[What you will do] Reproduce all entries precisely as they are written.

[Exercise input]

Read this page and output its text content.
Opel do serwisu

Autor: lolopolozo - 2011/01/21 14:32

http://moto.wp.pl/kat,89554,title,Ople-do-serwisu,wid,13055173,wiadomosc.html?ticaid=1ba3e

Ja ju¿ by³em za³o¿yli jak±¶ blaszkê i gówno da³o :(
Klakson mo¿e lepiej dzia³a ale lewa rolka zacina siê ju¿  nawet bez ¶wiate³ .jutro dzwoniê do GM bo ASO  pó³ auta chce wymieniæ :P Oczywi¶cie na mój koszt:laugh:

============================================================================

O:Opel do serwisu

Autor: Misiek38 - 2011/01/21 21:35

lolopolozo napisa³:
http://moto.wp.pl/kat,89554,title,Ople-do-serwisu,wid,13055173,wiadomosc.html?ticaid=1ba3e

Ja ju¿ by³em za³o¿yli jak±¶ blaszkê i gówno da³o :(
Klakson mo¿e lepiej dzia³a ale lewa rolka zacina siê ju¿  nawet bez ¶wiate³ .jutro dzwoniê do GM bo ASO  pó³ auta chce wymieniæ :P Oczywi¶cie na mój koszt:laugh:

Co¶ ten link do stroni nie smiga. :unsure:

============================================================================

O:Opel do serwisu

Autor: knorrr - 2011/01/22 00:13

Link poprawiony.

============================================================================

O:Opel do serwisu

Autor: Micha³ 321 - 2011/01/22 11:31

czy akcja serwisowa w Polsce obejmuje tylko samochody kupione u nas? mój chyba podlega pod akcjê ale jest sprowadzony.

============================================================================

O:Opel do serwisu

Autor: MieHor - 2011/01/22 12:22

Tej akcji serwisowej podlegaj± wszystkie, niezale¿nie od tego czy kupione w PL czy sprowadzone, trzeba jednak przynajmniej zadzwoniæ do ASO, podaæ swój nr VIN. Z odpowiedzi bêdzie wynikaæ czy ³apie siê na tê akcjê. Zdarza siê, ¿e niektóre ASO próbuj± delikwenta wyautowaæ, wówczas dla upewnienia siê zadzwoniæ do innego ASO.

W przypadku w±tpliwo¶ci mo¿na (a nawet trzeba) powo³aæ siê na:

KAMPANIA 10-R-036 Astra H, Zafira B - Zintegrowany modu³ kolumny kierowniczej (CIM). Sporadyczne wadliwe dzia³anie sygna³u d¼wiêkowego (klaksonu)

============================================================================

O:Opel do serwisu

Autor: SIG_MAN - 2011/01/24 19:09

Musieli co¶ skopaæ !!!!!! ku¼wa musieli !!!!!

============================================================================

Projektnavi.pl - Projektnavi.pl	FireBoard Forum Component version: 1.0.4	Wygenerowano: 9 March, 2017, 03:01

[Expected answer]
Read this page and output its text content.
Opel do serwisu

Autor: lolopolozo - 2011/01/21 14:32

http://moto.wp.pl/kat,89554,title,Ople-do-serwisu,wid,13055173,wiadomosc.html?ticaid=1ba3e

Ja ju¿ by³em za³o¿yli jak±¶ blaszkê i gówno da³o :(
Klakson mo¿e lepiej dzia³a ale lewa rolka zacina siê ju¿  nawet bez ¶wiate³ .jutro dzwoniê do GM bo ASO  pó³ auta chce wymieniæ :P Oczywi¶cie na mój koszt:laugh:

============================================================================

O:Opel do serwisu

Autor: Misiek38 - 2011/01/21 21:35

lolopolozo napisa³:
http://moto.wp.pl/kat,89554,title,Ople-do-serwisu,wid,13055173,wiadomosc.html?ticaid=1ba3e

Ja ju¿ by³em za³o¿yli jak±¶ blaszkê i gówno da³o :(
Klakson mo¿e lepiej dzia³a ale lewa rolka zacina siê ju¿  nawet bez ¶wiate³ .jutro dzwoniê do GM bo ASO  pó³ auta chce wymieniæ :P Oczywi¶cie na mój koszt:laugh:

Co¶ ten link do stroni nie smiga. :unsure:

============================================================================

O:Opel do serwisu

Autor: knorrr - 2011/01/22 00:13

Link poprawiony.

============================================================================

O:Opel do serwisu

Autor: Micha³ 321 - 2011/01/22 11:31

czy akcja serwisowa w Polsce obejmuje tylko samochody kupione u nas? mój chyba podlega pod akcjê ale jest sprowadzony.

============================================================================

O:Opel do serwisu

Autor: MieHor - 2011/01/22 12:22

Tej akcji serwisowej podlegaj± wszystkie, niezale¿nie od tego czy kupione w PL czy sprowadzone, trzeba jednak przynajmniej zadzwoniæ do ASO, podaæ swój nr VIN. Z odpowiedzi bêdzie wynikaæ czy ³apie siê na tê akcjê. Zdarza siê, ¿e niektóre ASO próbuj± delikwenta wyautowaæ, wówczas dla upewnienia siê zadzwoniæ do innego ASO.

W przypadku w±tpliwo¶ci mo¿na (a nawet trzeba) powo³aæ siê na:

KAMPANIA 10-R-036 Astra H, Zafira B - Zintegrowany modu³ kolumny kierowniczej (CIM). Sporadyczne wadliwe dzia³anie sygna³u d¼wiêkowego (klaksonu)

============================================================================

O:Opel do serwisu

Autor: SIG_MAN - 2011/01/24 19:09

Musieli co¶ skopaæ !!!!!! ku¼wa musieli !!!!!

============================================================================

Projektnavi.pl - Projektnavi.pl	FireBoard Forum Component version: 1.0.4	Wygenerowano: 9 March, 2017, 03:01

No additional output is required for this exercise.